──────── MATERIALS PROVIDED ────────
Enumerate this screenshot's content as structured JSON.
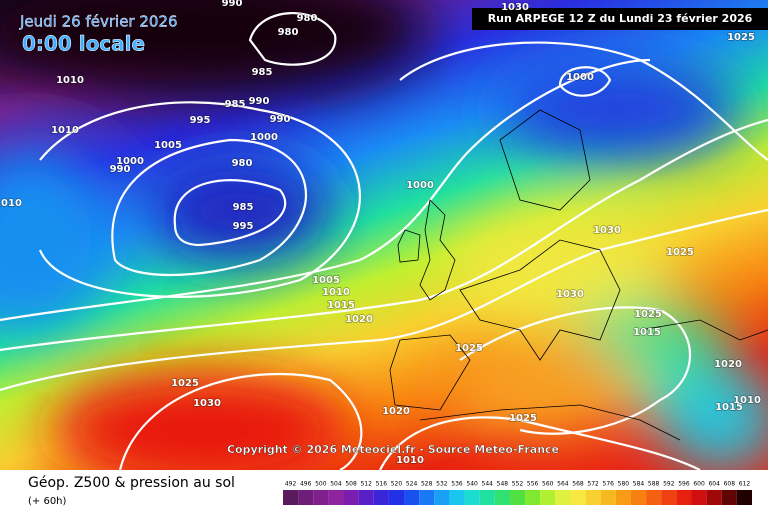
{
  "header": {
    "date": "Jeudi 26 février 2026",
    "time": "0:00 locale",
    "run": "Run ARPEGE 12 Z du Lundi 23 février 2026"
  },
  "copyright": "Copyright © 2026 Meteociel.fr - Source Meteo-France",
  "footer": {
    "title": "Géop. Z500 & pression au sol",
    "lead": "(+ 60h)"
  },
  "isobar_labels": [
    990,
    980,
    980,
    1010,
    1010,
    985,
    995,
    985,
    990,
    990,
    1000,
    1005,
    1000,
    990,
    980,
    985,
    995,
    1000,
    1000,
    1030,
    1025,
    1030,
    1025,
    1030,
    1025,
    1005,
    1010,
    1015,
    1020,
    1025,
    1025,
    1030,
    1020,
    1025,
    1020,
    1015,
    1010,
    1015,
    1010,
    1010
  ],
  "colorbar": {
    "values": [
      492,
      496,
      500,
      504,
      508,
      512,
      516,
      520,
      524,
      528,
      532,
      536,
      540,
      544,
      548,
      552,
      556,
      560,
      564,
      568,
      572,
      576,
      580,
      584,
      588,
      592,
      596,
      600,
      604,
      608,
      612
    ],
    "colors": [
      "#5a1a5e",
      "#6e1e78",
      "#80208c",
      "#8e24a0",
      "#7a1eb0",
      "#5a20c8",
      "#3a26d8",
      "#2230e6",
      "#1a50f0",
      "#1a78f6",
      "#18a0f6",
      "#18c6f0",
      "#1adcd0",
      "#20e0a0",
      "#30e070",
      "#50e040",
      "#80e830",
      "#b0f030",
      "#e0f040",
      "#f8e840",
      "#f8d030",
      "#f8b820",
      "#f89c18",
      "#f88010",
      "#f46010",
      "#f04010",
      "#e82010",
      "#d01010",
      "#a00808",
      "#600404",
      "#200000"
    ]
  }
}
────────
EXERCISE INSTRUCTIONS ::
Set down all the data again exactly as above, pictures excluded.

REPLY TO THE TASK ::
Enumerate this screenshot's content as structured JSON.
{
  "header": {
    "date": "Jeudi 26 février 2026",
    "time": "0:00 locale",
    "run": "Run ARPEGE 12 Z du Lundi 23 février 2026"
  },
  "copyright": "Copyright © 2026 Meteociel.fr - Source Meteo-France",
  "footer": {
    "title": "Géop. Z500 & pression au sol",
    "lead": "(+ 60h)"
  },
  "isobar_labels": [
    990,
    980,
    980,
    1010,
    1010,
    985,
    995,
    985,
    990,
    990,
    1000,
    1005,
    1000,
    990,
    980,
    985,
    995,
    1000,
    1000,
    1030,
    1025,
    1030,
    1025,
    1030,
    1025,
    1005,
    1010,
    1015,
    1020,
    1025,
    1025,
    1030,
    1020,
    1025,
    1020,
    1015,
    1010,
    1015,
    1010,
    1010
  ],
  "colorbar": {
    "values": [
      492,
      496,
      500,
      504,
      508,
      512,
      516,
      520,
      524,
      528,
      532,
      536,
      540,
      544,
      548,
      552,
      556,
      560,
      564,
      568,
      572,
      576,
      580,
      584,
      588,
      592,
      596,
      600,
      604,
      608,
      612
    ],
    "colors": [
      "#5a1a5e",
      "#6e1e78",
      "#80208c",
      "#8e24a0",
      "#7a1eb0",
      "#5a20c8",
      "#3a26d8",
      "#2230e6",
      "#1a50f0",
      "#1a78f6",
      "#18a0f6",
      "#18c6f0",
      "#1adcd0",
      "#20e0a0",
      "#30e070",
      "#50e040",
      "#80e830",
      "#b0f030",
      "#e0f040",
      "#f8e840",
      "#f8d030",
      "#f8b820",
      "#f89c18",
      "#f88010",
      "#f46010",
      "#f04010",
      "#e82010",
      "#d01010",
      "#a00808",
      "#600404",
      "#200000"
    ]
  }
}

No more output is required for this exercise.